Copy the entries below exactly. Images do not belong in the copy.
--- START ---
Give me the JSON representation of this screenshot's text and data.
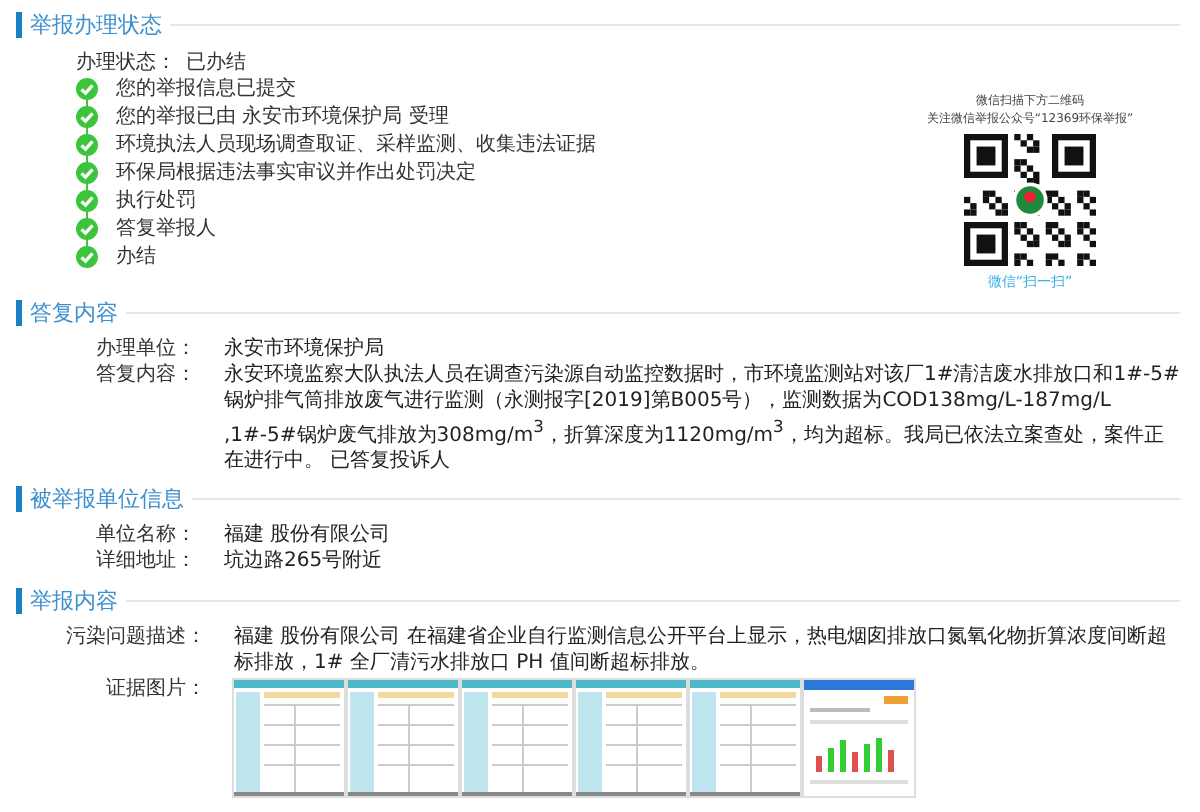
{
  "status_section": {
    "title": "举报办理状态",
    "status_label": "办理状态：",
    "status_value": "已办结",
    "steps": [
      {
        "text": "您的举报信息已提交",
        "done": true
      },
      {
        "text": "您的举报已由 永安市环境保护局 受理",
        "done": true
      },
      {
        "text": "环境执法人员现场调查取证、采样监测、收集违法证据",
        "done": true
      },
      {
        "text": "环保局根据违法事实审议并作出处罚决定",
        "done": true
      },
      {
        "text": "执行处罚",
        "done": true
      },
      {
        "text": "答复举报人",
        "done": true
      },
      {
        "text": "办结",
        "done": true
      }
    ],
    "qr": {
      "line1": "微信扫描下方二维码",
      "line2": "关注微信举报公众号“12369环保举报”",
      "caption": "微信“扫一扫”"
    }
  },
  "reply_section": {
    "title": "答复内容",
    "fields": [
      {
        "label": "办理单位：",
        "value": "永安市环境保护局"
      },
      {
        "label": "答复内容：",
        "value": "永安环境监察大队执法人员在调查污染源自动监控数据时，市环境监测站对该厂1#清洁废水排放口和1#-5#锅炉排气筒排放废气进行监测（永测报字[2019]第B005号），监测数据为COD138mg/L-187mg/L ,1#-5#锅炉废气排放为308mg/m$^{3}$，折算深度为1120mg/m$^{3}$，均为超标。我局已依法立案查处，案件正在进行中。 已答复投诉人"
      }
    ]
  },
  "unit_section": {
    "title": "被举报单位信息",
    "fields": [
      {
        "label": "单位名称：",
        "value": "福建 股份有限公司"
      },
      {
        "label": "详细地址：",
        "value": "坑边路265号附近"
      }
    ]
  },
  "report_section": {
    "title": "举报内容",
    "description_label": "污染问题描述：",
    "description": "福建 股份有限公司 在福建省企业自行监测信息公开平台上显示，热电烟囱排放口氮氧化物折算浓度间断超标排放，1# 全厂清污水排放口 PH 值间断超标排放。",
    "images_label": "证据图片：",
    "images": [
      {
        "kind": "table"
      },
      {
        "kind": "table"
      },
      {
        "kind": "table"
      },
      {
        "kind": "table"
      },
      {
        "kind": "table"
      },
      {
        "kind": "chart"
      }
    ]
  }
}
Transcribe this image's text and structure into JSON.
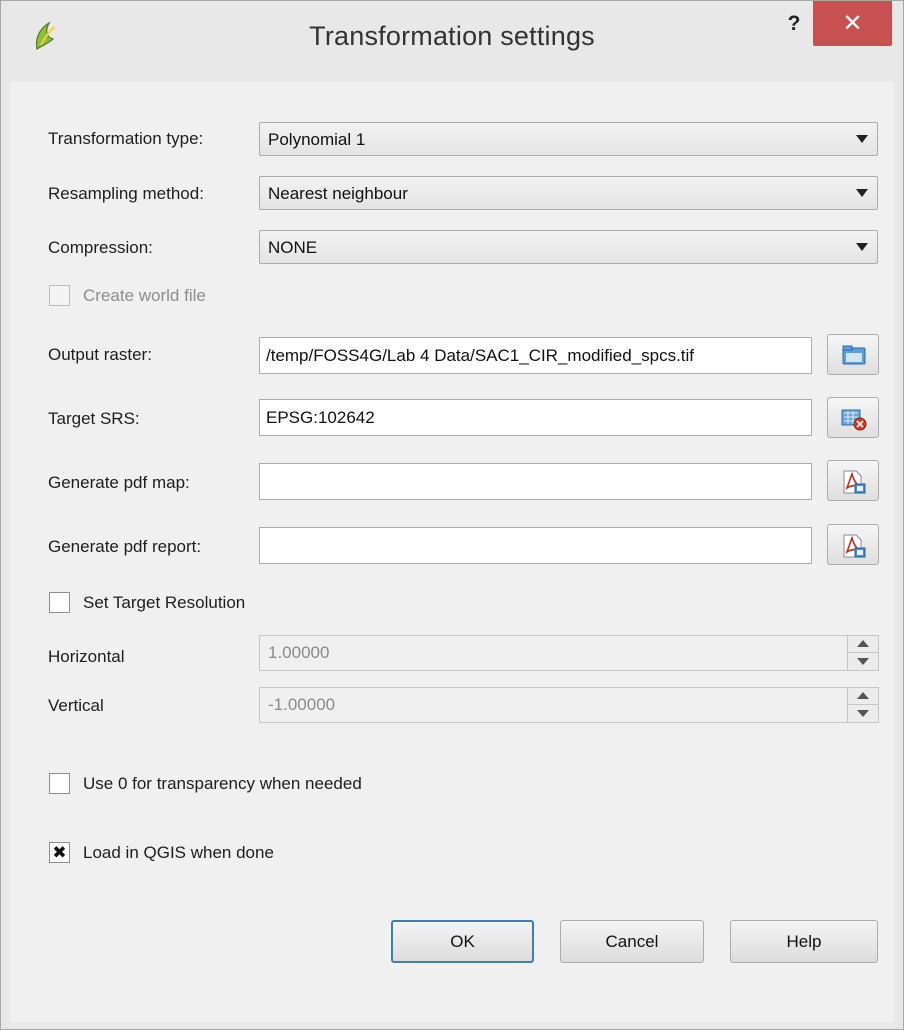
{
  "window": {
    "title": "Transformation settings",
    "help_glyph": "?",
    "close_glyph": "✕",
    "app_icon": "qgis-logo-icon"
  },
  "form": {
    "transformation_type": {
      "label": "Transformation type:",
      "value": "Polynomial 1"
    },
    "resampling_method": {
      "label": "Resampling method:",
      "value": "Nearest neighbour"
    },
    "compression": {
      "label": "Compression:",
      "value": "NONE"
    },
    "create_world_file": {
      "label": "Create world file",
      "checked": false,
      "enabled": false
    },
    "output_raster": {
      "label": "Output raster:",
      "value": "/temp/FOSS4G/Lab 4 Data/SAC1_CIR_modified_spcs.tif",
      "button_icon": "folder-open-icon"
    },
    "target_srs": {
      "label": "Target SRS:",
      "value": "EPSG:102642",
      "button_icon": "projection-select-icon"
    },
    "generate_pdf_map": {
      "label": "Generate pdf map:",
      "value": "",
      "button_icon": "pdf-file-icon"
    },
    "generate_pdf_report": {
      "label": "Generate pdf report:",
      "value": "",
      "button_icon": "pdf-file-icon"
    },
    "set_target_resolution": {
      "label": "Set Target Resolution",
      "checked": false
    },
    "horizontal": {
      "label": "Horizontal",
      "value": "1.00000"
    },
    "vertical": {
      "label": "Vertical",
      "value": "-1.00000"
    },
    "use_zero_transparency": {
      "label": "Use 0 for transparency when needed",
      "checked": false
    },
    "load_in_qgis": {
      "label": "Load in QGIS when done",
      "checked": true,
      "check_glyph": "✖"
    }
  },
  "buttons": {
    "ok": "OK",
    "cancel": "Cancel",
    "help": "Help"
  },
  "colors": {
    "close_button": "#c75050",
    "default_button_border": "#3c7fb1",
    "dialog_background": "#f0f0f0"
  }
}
--- END ---
## Exercise answer
Give me the JSON representation of this screenshot's text and data.
{
  "status_section": {
    "title": "举报办理状态",
    "status_label": "办理状态：",
    "status_value": "已办结",
    "steps": [
      {
        "text": "您的举报信息已提交",
        "done": true
      },
      {
        "text": "您的举报已由 永安市环境保护局 受理",
        "done": true
      },
      {
        "text": "环境执法人员现场调查取证、采样监测、收集违法证据",
        "done": true
      },
      {
        "text": "环保局根据违法事实审议并作出处罚决定",
        "done": true
      },
      {
        "text": "执行处罚",
        "done": true
      },
      {
        "text": "答复举报人",
        "done": true
      },
      {
        "text": "办结",
        "done": true
      }
    ],
    "qr": {
      "line1": "微信扫描下方二维码",
      "line2": "关注微信举报公众号“12369环保举报”",
      "caption": "微信“扫一扫”"
    }
  },
  "reply_section": {
    "title": "答复内容",
    "fields": [
      {
        "label": "办理单位：",
        "value": "永安市环境保护局"
      },
      {
        "label": "答复内容：",
        "value": "永安环境监察大队执法人员在调查污染源自动监控数据时，市环境监测站对该厂1#清洁废水排放口和1#-5#锅炉排气筒排放废气进行监测（永测报字[2019]第B005号），监测数据为COD138mg/L-187mg/L ,1#-5#锅炉废气排放为308mg/m$^{3}$，折算深度为1120mg/m$^{3}$，均为超标。我局已依法立案查处，案件正在进行中。 已答复投诉人"
      }
    ]
  },
  "unit_section": {
    "title": "被举报单位信息",
    "fields": [
      {
        "label": "单位名称：",
        "value": "福建 股份有限公司"
      },
      {
        "label": "详细地址：",
        "value": "坑边路265号附近"
      }
    ]
  },
  "report_section": {
    "title": "举报内容",
    "description_label": "污染问题描述：",
    "description": "福建 股份有限公司 在福建省企业自行监测信息公开平台上显示，热电烟囱排放口氮氧化物折算浓度间断超标排放，1# 全厂清污水排放口 PH 值间断超标排放。",
    "images_label": "证据图片：",
    "images": [
      {
        "kind": "table"
      },
      {
        "kind": "table"
      },
      {
        "kind": "table"
      },
      {
        "kind": "table"
      },
      {
        "kind": "table"
      },
      {
        "kind": "chart"
      }
    ]
  }
}
Transcribe this image's text and structure into JSON.
{
  "window": {
    "title": "Transformation settings",
    "help_glyph": "?",
    "close_glyph": "✕",
    "app_icon": "qgis-logo-icon"
  },
  "form": {
    "transformation_type": {
      "label": "Transformation type:",
      "value": "Polynomial 1"
    },
    "resampling_method": {
      "label": "Resampling method:",
      "value": "Nearest neighbour"
    },
    "compression": {
      "label": "Compression:",
      "value": "NONE"
    },
    "create_world_file": {
      "label": "Create world file",
      "checked": false,
      "enabled": false
    },
    "output_raster": {
      "label": "Output raster:",
      "value": "/temp/FOSS4G/Lab 4 Data/SAC1_CIR_modified_spcs.tif",
      "button_icon": "folder-open-icon"
    },
    "target_srs": {
      "label": "Target SRS:",
      "value": "EPSG:102642",
      "button_icon": "projection-select-icon"
    },
    "generate_pdf_map": {
      "label": "Generate pdf map:",
      "value": "",
      "button_icon": "pdf-file-icon"
    },
    "generate_pdf_report": {
      "label": "Generate pdf report:",
      "value": "",
      "button_icon": "pdf-file-icon"
    },
    "set_target_resolution": {
      "label": "Set Target Resolution",
      "checked": false
    },
    "horizontal": {
      "label": "Horizontal",
      "value": "1.00000"
    },
    "vertical": {
      "label": "Vertical",
      "value": "-1.00000"
    },
    "use_zero_transparency": {
      "label": "Use 0 for transparency when needed",
      "checked": false
    },
    "load_in_qgis": {
      "label": "Load in QGIS when done",
      "checked": true,
      "check_glyph": "✖"
    }
  },
  "buttons": {
    "ok": "OK",
    "cancel": "Cancel",
    "help": "Help"
  },
  "colors": {
    "close_button": "#c75050",
    "default_button_border": "#3c7fb1",
    "dialog_background": "#f0f0f0"
  }
}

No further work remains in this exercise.